* **YOUR OBJECTIVE**
Count lines holding the string "piso" in the data that follows. Reply with one number only.

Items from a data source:
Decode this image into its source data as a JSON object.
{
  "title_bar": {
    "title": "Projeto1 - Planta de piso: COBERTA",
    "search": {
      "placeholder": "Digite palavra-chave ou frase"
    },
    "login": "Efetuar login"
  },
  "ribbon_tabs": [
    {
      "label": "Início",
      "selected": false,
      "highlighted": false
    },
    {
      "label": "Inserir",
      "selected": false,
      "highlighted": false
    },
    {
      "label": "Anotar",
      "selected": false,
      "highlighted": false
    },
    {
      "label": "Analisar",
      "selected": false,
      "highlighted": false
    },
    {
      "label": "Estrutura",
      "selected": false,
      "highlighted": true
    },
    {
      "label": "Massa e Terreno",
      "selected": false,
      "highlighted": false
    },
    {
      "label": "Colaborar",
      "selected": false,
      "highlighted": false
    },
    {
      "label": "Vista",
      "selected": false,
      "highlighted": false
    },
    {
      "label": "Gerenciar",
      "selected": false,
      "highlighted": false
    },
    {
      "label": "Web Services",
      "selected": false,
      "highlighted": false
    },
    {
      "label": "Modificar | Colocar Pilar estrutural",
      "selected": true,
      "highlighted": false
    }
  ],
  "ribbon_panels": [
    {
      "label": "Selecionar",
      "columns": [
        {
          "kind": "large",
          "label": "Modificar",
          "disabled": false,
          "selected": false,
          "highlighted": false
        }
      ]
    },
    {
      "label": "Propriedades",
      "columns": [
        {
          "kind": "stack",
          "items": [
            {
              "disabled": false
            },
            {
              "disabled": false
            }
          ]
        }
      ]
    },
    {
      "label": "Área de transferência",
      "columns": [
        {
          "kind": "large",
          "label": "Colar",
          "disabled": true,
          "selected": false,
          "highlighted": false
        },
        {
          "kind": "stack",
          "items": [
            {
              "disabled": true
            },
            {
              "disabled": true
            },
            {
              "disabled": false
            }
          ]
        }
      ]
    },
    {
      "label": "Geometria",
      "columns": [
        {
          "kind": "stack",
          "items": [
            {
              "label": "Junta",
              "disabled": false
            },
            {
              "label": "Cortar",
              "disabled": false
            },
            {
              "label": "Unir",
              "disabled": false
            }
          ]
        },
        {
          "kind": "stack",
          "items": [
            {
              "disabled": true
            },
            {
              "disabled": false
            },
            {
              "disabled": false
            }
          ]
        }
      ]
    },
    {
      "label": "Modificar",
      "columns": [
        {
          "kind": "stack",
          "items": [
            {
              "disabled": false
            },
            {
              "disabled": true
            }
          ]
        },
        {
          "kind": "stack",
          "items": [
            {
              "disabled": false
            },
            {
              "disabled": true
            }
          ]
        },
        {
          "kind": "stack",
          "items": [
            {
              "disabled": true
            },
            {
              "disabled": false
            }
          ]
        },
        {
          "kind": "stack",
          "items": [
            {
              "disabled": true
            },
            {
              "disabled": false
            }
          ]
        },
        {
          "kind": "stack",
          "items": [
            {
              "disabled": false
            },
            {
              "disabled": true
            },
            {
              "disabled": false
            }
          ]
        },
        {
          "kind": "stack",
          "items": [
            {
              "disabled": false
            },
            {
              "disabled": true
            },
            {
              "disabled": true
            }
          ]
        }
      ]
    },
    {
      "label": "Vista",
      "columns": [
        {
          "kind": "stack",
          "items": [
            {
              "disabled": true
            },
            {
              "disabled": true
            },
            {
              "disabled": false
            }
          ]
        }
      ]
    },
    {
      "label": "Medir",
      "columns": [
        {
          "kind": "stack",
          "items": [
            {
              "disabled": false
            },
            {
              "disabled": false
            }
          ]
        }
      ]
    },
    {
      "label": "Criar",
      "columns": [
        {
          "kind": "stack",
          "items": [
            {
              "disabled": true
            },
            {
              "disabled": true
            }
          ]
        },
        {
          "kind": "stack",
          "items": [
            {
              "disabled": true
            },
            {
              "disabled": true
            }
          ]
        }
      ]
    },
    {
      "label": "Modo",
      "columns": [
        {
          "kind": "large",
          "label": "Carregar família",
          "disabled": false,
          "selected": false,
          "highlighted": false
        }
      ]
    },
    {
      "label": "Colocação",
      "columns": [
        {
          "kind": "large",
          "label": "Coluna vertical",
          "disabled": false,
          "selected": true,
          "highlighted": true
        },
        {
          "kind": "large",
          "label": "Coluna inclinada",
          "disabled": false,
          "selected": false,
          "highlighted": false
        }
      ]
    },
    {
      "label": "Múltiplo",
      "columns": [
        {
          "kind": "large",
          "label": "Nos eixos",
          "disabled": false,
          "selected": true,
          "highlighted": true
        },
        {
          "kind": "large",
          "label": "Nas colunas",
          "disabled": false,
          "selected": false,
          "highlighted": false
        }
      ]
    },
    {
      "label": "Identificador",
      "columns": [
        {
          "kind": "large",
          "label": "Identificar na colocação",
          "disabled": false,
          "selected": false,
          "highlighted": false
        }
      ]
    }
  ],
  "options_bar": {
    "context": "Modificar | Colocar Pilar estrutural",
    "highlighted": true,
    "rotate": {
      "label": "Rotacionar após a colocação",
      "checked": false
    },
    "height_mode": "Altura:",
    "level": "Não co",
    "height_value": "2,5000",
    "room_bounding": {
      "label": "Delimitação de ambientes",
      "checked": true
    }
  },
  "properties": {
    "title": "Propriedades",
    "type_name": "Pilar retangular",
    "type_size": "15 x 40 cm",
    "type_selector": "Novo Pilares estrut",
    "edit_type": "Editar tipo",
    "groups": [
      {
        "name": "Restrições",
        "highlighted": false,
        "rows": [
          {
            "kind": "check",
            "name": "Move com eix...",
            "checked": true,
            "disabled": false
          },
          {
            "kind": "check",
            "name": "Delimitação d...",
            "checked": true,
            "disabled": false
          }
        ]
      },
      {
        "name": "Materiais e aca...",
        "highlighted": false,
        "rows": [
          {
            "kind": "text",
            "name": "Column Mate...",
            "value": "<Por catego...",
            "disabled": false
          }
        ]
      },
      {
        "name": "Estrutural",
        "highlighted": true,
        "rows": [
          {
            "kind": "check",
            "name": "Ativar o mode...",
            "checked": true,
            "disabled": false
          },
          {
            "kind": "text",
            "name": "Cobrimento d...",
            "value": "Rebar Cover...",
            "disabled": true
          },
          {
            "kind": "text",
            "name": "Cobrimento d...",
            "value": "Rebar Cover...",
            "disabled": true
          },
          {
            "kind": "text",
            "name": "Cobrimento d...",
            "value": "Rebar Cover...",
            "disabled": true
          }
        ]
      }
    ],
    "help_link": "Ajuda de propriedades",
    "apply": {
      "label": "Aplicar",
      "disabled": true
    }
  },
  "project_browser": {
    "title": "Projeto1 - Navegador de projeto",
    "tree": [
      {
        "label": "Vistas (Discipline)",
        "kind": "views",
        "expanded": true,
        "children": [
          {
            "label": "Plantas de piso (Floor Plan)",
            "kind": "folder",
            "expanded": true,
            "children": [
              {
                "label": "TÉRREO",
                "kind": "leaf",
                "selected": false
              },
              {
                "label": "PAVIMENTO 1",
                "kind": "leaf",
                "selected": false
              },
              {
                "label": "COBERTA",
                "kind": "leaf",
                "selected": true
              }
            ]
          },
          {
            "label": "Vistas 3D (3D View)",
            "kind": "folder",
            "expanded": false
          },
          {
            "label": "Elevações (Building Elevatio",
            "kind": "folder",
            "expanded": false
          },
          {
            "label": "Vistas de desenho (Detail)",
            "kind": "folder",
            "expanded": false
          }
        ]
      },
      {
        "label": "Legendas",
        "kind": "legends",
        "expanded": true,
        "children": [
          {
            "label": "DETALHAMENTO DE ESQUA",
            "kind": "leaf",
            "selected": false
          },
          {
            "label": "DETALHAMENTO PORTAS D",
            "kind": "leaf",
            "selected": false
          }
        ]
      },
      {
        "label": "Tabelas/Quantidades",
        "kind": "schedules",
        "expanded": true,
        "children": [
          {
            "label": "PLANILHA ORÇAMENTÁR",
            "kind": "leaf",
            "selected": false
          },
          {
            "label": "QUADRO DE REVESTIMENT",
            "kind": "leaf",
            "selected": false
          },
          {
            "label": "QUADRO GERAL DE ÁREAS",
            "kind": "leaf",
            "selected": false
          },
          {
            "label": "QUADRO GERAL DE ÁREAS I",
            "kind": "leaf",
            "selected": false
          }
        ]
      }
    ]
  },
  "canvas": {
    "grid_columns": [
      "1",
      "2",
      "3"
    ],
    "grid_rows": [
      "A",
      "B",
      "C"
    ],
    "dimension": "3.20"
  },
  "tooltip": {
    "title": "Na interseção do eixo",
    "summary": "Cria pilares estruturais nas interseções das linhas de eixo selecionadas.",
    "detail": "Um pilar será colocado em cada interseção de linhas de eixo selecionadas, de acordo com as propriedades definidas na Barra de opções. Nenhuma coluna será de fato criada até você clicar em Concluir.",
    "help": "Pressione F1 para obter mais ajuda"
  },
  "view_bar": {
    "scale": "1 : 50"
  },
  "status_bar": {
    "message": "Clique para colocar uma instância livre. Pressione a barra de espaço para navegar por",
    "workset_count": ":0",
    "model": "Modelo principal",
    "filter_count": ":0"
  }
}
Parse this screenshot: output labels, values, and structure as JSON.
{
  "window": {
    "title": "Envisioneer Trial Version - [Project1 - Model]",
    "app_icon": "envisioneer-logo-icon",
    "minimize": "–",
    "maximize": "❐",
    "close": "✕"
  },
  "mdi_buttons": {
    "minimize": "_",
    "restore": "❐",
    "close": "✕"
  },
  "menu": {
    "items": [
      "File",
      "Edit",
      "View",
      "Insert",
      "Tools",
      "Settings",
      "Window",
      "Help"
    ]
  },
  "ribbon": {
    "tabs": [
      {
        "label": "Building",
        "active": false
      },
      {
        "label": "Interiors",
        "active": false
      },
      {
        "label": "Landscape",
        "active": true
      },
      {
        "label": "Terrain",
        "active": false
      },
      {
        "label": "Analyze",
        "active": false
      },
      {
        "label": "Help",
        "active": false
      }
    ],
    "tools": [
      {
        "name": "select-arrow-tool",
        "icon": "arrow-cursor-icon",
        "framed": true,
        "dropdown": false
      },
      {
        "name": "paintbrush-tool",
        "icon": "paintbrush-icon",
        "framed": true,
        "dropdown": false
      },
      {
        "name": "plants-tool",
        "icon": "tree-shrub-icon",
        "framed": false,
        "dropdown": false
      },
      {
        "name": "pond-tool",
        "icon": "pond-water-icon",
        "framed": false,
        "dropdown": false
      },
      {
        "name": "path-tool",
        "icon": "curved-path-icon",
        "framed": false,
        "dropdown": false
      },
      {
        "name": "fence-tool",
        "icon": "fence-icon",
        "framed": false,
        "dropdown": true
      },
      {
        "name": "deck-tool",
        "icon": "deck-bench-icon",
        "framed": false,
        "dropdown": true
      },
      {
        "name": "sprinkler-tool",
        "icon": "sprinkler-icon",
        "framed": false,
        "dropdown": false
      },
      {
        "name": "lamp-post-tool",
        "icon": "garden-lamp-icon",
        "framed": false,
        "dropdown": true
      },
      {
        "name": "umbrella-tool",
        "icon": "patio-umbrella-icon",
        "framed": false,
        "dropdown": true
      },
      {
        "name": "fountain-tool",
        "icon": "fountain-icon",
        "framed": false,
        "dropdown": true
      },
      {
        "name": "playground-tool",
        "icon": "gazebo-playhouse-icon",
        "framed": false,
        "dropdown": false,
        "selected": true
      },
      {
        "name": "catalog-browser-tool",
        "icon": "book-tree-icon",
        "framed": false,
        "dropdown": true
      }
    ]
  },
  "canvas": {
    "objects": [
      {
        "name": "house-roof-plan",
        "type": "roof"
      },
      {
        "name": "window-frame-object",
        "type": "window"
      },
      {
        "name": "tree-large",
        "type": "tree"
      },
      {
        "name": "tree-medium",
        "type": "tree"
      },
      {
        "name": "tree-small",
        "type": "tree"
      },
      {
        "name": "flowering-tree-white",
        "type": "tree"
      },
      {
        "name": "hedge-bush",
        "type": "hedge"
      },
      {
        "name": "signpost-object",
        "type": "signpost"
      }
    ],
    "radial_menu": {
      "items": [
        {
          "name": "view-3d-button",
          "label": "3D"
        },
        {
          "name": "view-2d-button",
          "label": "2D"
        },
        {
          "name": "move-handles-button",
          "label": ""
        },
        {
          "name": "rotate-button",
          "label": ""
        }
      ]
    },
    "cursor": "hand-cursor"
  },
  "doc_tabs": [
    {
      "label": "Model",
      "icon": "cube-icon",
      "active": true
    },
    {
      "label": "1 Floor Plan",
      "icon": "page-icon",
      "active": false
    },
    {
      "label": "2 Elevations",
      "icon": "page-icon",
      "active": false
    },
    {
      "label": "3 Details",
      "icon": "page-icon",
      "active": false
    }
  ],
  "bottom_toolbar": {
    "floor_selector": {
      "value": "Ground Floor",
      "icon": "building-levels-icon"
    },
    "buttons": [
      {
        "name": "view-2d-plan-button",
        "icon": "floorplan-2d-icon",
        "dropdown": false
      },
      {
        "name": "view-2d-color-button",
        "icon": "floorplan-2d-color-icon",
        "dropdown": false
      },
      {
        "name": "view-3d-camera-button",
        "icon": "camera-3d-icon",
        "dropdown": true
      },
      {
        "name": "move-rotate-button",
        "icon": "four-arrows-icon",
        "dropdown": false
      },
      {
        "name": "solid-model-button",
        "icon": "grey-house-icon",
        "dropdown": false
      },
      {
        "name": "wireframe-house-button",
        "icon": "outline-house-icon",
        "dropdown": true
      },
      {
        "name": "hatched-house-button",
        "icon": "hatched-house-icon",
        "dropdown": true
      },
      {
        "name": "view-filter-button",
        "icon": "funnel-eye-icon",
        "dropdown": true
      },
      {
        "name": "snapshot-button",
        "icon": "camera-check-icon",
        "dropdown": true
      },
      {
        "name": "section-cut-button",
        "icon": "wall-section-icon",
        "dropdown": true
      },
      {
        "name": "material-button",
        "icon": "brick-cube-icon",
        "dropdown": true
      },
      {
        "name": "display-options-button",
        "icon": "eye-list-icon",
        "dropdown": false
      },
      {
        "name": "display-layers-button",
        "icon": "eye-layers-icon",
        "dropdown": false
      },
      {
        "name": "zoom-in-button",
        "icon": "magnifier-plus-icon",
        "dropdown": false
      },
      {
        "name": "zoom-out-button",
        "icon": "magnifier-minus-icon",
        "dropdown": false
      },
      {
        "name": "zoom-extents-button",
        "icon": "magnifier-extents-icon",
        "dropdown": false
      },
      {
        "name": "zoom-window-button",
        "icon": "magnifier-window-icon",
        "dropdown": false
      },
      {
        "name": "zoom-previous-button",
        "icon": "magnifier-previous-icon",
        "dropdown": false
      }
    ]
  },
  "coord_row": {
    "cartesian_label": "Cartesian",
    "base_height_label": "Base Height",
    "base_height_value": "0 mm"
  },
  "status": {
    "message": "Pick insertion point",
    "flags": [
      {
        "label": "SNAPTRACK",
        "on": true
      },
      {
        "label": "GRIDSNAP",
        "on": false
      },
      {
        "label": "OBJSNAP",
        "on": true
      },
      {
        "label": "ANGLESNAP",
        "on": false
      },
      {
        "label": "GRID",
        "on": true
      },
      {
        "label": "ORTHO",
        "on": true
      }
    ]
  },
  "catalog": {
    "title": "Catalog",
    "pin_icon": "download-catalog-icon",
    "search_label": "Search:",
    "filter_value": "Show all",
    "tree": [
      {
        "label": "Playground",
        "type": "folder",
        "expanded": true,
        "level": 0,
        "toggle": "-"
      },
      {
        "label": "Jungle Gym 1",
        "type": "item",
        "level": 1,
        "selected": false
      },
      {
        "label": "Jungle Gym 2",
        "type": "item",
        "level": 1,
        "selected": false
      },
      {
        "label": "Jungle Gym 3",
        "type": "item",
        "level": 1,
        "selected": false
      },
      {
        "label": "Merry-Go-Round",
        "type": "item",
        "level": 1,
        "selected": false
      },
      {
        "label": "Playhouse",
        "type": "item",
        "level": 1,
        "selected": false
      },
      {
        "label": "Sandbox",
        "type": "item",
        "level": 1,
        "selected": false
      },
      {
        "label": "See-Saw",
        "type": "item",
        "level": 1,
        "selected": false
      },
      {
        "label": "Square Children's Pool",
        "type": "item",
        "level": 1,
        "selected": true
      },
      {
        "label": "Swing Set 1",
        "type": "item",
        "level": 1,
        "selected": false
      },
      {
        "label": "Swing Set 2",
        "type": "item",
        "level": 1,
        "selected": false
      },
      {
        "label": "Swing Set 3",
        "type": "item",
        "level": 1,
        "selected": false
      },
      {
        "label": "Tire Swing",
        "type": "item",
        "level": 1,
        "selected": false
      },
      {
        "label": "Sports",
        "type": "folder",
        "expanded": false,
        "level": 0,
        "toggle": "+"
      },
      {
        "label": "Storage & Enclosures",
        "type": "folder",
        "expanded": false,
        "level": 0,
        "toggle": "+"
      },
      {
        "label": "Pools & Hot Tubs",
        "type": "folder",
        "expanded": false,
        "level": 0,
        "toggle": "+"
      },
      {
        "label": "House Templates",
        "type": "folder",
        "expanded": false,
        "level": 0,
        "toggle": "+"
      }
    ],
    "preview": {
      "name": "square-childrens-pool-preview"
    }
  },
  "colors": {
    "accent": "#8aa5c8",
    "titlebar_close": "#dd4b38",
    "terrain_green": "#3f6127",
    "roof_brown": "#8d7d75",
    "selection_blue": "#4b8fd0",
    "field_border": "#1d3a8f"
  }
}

* **COMPLETE ANSWER**
2